• Problem description
Repeat each entry exactly and drop the pictures.

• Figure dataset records

● ● ●

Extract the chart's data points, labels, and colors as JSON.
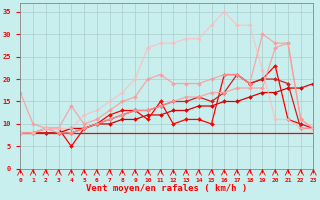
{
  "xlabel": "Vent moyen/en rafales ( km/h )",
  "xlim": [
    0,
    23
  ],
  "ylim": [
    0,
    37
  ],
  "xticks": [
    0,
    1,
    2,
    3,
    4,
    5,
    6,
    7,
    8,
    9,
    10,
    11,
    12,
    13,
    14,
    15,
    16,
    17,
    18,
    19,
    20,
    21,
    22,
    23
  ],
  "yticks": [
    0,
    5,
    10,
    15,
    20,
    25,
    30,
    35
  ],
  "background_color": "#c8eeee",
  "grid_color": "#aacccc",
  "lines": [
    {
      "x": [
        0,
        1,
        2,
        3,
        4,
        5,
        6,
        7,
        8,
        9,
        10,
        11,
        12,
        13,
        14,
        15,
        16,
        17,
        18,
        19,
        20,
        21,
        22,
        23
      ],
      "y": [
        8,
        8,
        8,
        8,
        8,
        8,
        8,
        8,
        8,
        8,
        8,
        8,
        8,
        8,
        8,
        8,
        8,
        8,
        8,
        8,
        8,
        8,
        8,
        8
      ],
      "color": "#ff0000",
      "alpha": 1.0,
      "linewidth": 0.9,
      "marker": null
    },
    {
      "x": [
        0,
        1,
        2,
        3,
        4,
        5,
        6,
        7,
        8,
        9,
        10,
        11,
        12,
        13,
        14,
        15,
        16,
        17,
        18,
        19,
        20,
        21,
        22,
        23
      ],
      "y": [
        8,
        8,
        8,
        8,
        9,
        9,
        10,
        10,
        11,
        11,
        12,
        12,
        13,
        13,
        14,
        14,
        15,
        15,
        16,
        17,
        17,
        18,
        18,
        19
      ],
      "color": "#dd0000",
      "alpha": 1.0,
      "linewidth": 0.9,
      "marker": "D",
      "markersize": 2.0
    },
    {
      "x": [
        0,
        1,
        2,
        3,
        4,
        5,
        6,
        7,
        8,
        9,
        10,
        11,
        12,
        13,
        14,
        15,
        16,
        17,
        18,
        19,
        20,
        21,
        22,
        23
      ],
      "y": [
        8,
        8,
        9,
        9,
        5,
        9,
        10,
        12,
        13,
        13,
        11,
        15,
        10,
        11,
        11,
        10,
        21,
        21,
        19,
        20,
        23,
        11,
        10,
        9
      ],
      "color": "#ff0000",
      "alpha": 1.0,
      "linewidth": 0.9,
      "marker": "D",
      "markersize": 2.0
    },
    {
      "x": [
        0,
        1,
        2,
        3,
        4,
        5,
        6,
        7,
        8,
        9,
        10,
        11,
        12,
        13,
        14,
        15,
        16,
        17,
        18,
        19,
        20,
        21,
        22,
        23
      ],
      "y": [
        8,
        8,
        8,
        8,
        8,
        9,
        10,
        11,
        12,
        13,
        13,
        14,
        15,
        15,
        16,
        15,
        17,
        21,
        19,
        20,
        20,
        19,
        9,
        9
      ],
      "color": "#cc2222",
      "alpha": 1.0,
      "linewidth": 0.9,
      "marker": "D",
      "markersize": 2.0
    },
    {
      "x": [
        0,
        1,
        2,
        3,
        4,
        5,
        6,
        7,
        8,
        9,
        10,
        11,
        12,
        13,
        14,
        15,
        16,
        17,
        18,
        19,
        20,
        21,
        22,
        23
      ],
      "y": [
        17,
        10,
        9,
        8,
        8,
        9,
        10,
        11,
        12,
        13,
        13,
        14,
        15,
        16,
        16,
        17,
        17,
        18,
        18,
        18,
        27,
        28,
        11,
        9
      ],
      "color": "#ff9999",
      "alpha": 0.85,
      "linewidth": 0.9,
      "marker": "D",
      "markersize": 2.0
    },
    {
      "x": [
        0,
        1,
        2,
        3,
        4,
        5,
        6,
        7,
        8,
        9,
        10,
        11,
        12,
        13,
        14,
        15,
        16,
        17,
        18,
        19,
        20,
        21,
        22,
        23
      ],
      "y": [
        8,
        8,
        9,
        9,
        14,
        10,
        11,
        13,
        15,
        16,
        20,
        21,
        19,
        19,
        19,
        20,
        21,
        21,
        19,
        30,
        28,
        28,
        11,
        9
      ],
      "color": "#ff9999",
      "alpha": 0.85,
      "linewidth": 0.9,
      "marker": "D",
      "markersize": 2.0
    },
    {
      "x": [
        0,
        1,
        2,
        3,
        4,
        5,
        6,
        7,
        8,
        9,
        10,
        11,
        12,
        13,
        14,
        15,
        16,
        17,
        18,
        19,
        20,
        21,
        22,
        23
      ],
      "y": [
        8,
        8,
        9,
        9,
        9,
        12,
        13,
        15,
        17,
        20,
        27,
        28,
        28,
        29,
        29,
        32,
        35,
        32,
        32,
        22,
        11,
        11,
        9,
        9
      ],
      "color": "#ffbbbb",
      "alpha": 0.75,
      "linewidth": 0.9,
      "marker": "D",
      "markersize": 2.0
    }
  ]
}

● ● ●

• Output of the task
Extract the chart's data points, labels, and colors as JSON.
{
  "xlabel": "Vent moyen/en rafales ( km/h )",
  "xlim": [
    0,
    23
  ],
  "ylim": [
    0,
    37
  ],
  "xticks": [
    0,
    1,
    2,
    3,
    4,
    5,
    6,
    7,
    8,
    9,
    10,
    11,
    12,
    13,
    14,
    15,
    16,
    17,
    18,
    19,
    20,
    21,
    22,
    23
  ],
  "yticks": [
    0,
    5,
    10,
    15,
    20,
    25,
    30,
    35
  ],
  "background_color": "#c8eeee",
  "grid_color": "#aacccc",
  "lines": [
    {
      "x": [
        0,
        1,
        2,
        3,
        4,
        5,
        6,
        7,
        8,
        9,
        10,
        11,
        12,
        13,
        14,
        15,
        16,
        17,
        18,
        19,
        20,
        21,
        22,
        23
      ],
      "y": [
        8,
        8,
        8,
        8,
        8,
        8,
        8,
        8,
        8,
        8,
        8,
        8,
        8,
        8,
        8,
        8,
        8,
        8,
        8,
        8,
        8,
        8,
        8,
        8
      ],
      "color": "#ff0000",
      "alpha": 1.0,
      "linewidth": 0.9,
      "marker": null
    },
    {
      "x": [
        0,
        1,
        2,
        3,
        4,
        5,
        6,
        7,
        8,
        9,
        10,
        11,
        12,
        13,
        14,
        15,
        16,
        17,
        18,
        19,
        20,
        21,
        22,
        23
      ],
      "y": [
        8,
        8,
        8,
        8,
        9,
        9,
        10,
        10,
        11,
        11,
        12,
        12,
        13,
        13,
        14,
        14,
        15,
        15,
        16,
        17,
        17,
        18,
        18,
        19
      ],
      "color": "#dd0000",
      "alpha": 1.0,
      "linewidth": 0.9,
      "marker": "D",
      "markersize": 2.0
    },
    {
      "x": [
        0,
        1,
        2,
        3,
        4,
        5,
        6,
        7,
        8,
        9,
        10,
        11,
        12,
        13,
        14,
        15,
        16,
        17,
        18,
        19,
        20,
        21,
        22,
        23
      ],
      "y": [
        8,
        8,
        9,
        9,
        5,
        9,
        10,
        12,
        13,
        13,
        11,
        15,
        10,
        11,
        11,
        10,
        21,
        21,
        19,
        20,
        23,
        11,
        10,
        9
      ],
      "color": "#ff0000",
      "alpha": 1.0,
      "linewidth": 0.9,
      "marker": "D",
      "markersize": 2.0
    },
    {
      "x": [
        0,
        1,
        2,
        3,
        4,
        5,
        6,
        7,
        8,
        9,
        10,
        11,
        12,
        13,
        14,
        15,
        16,
        17,
        18,
        19,
        20,
        21,
        22,
        23
      ],
      "y": [
        8,
        8,
        8,
        8,
        8,
        9,
        10,
        11,
        12,
        13,
        13,
        14,
        15,
        15,
        16,
        15,
        17,
        21,
        19,
        20,
        20,
        19,
        9,
        9
      ],
      "color": "#cc2222",
      "alpha": 1.0,
      "linewidth": 0.9,
      "marker": "D",
      "markersize": 2.0
    },
    {
      "x": [
        0,
        1,
        2,
        3,
        4,
        5,
        6,
        7,
        8,
        9,
        10,
        11,
        12,
        13,
        14,
        15,
        16,
        17,
        18,
        19,
        20,
        21,
        22,
        23
      ],
      "y": [
        17,
        10,
        9,
        8,
        8,
        9,
        10,
        11,
        12,
        13,
        13,
        14,
        15,
        16,
        16,
        17,
        17,
        18,
        18,
        18,
        27,
        28,
        11,
        9
      ],
      "color": "#ff9999",
      "alpha": 0.85,
      "linewidth": 0.9,
      "marker": "D",
      "markersize": 2.0
    },
    {
      "x": [
        0,
        1,
        2,
        3,
        4,
        5,
        6,
        7,
        8,
        9,
        10,
        11,
        12,
        13,
        14,
        15,
        16,
        17,
        18,
        19,
        20,
        21,
        22,
        23
      ],
      "y": [
        8,
        8,
        9,
        9,
        14,
        10,
        11,
        13,
        15,
        16,
        20,
        21,
        19,
        19,
        19,
        20,
        21,
        21,
        19,
        30,
        28,
        28,
        11,
        9
      ],
      "color": "#ff9999",
      "alpha": 0.85,
      "linewidth": 0.9,
      "marker": "D",
      "markersize": 2.0
    },
    {
      "x": [
        0,
        1,
        2,
        3,
        4,
        5,
        6,
        7,
        8,
        9,
        10,
        11,
        12,
        13,
        14,
        15,
        16,
        17,
        18,
        19,
        20,
        21,
        22,
        23
      ],
      "y": [
        8,
        8,
        9,
        9,
        9,
        12,
        13,
        15,
        17,
        20,
        27,
        28,
        28,
        29,
        29,
        32,
        35,
        32,
        32,
        22,
        11,
        11,
        9,
        9
      ],
      "color": "#ffbbbb",
      "alpha": 0.75,
      "linewidth": 0.9,
      "marker": "D",
      "markersize": 2.0
    }
  ]
}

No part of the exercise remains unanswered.